MicroFish/.kiro/specs/i18n-translate-backend-comm.../gap-analysis.md

6.9 KiB
Raw Blame History

Gap Analysis — i18n-translate-backend-comments

Scope Recap

  • Ticket: salestech-group/MiroFish#7
  • Goal: Translate Chinese docstrings and # comments in backend/ to English without behavior changes.
  • Blast radius: Comments and docstrings only; runtime semantics preserved.

Current State Investigation

Discovered files

A scan with the regex [一-鿿] across backend/**/*.py (excluding .venv) returns 37 in-app files plus 2 test files:

Area Count Files
backend/app/__init__.py 1 __init__.py
backend/app/config.py 1 config.py
backend/app/api/ 4 __init__.py, graph.py, report.py, simulation.py
backend/app/models/ 3 __init__.py, project.py, task.py
backend/app/services/ 12 __init__.py, graph_builder.py, oasis_profile_generator.py, ontology_generator.py, report_agent.py, simulation_config_generator.py, simulation_ipc.py, simulation_manager.py, simulation_runner.py, text_processor.py, zep_entity_reader.py, zep_graph_memory_updater.py, zep_tools.py
backend/app/utils/ 7 __init__.py, file_parser.py, llm_client.py, locale.py, logger.py, retry.py, zep_paging.py
backend/run.py 1 run.py
backend/scripts/ 5 action_logger.py, run_parallel_simulation.py, run_reddit_simulation.py, run_twitter_simulation.py, test_profile_format.py
backend/tests/ (extra, not in ticket file list) 2 test_locale.py, test_locale_request_resolution.py

Spot checks (models/task.py, models/project.py, services/text_processor.py, utils/locale.py):

  • Module-level docstrings in Chinese (e.g. """任务状态管理""").
  • Class/method docstrings in Chinese, often Google-shaped (Args: translated as 参数:).
  • Inline # comments tagging fields, sections, or restating obvious code (e.g. # 标准化换行 above an \n normalization call).
  • Status-enum trailing comments (e.g. PENDING = "pending" # 等待中).

Conventions to preserve

  • Project guideline: 4-space indent, max 120 char/line, double-quoted strings (Python).

_Exercise task A_
Reproduce the part of the listing that runs from its first line through the line containing "photo-background-strip (339, 52, 393, 351)", with both of those lines included.

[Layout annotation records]
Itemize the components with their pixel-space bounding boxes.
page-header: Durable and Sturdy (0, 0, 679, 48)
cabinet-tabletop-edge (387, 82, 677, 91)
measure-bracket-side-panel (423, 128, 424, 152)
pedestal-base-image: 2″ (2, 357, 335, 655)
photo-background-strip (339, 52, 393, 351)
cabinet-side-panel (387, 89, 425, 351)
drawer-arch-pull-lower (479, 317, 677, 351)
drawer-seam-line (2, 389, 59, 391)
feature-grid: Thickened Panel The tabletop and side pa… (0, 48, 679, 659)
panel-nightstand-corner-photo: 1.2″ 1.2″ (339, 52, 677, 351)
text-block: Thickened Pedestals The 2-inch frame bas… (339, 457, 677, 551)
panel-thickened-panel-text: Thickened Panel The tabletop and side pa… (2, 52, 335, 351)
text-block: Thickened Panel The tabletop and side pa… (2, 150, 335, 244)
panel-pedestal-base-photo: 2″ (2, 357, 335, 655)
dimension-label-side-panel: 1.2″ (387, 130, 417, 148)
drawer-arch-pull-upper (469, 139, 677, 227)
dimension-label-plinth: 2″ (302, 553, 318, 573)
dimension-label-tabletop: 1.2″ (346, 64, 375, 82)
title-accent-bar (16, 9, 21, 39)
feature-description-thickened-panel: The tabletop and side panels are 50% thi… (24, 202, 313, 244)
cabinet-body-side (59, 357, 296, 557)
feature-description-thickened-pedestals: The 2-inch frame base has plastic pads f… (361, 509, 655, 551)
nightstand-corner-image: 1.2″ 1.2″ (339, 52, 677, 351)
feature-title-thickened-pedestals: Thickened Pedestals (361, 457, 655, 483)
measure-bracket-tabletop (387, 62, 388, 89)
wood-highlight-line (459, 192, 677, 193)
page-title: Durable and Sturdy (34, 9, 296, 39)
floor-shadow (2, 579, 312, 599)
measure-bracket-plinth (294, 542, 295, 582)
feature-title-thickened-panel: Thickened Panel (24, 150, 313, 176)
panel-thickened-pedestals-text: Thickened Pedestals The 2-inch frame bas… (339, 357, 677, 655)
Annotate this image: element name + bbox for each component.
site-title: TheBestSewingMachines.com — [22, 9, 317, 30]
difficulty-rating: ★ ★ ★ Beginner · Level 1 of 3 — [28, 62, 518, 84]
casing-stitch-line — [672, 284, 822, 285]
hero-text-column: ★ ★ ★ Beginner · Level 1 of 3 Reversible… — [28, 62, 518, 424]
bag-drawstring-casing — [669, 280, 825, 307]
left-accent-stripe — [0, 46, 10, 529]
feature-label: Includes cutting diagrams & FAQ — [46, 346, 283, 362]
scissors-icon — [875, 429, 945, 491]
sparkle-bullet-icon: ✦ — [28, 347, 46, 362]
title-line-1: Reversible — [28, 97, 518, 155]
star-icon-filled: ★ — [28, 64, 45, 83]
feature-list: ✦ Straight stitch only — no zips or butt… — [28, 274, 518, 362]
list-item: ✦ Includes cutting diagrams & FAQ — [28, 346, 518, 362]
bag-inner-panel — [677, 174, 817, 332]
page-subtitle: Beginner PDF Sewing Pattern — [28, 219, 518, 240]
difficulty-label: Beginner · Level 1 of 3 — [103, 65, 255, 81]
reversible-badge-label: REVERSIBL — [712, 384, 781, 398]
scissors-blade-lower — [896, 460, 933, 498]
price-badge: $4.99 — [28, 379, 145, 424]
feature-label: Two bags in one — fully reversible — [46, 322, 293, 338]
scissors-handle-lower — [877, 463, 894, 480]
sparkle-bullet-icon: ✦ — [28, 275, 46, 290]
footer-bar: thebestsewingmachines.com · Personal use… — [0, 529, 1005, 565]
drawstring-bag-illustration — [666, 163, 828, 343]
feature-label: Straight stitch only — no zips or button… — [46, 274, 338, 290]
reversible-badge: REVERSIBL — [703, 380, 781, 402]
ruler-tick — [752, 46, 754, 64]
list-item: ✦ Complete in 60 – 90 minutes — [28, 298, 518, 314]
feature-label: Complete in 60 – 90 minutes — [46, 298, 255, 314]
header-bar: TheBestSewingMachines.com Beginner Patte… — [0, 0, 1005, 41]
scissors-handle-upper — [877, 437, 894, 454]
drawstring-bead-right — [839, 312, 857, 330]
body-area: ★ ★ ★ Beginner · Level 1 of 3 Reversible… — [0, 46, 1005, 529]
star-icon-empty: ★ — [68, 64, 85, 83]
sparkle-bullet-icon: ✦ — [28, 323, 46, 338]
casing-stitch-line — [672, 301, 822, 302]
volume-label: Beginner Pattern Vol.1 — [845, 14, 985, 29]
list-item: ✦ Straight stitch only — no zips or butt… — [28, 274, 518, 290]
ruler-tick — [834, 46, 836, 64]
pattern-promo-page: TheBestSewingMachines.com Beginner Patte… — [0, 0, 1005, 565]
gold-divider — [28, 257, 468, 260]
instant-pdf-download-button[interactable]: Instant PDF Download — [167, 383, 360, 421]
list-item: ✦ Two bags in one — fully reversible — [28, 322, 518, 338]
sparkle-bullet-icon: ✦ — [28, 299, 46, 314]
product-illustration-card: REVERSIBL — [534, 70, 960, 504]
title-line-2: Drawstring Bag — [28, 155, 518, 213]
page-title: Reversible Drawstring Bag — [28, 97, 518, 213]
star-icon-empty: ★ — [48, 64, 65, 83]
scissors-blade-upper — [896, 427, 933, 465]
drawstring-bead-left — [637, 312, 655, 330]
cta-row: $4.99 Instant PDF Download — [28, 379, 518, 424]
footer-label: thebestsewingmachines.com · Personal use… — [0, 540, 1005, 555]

_Exercise task B_
Translate this sentence from the gap analysis into Spanish: "Translate Chinese docstrings and # comments in backend/ to English without behavior changes."

_Correct result A_
Itemize the components with their pixel-space bounding boxes.
page-header: Durable and Sturdy (0, 0, 679, 48)
cabinet-tabletop-edge (387, 82, 677, 91)
measure-bracket-side-panel (423, 128, 424, 152)
pedestal-base-image: 2″ (2, 357, 335, 655)
photo-background-strip (339, 52, 393, 351)

_Correct result B_
Traduce al inglés los docstrings y los comentarios # en chino de backend/ sin cambios de comportamiento.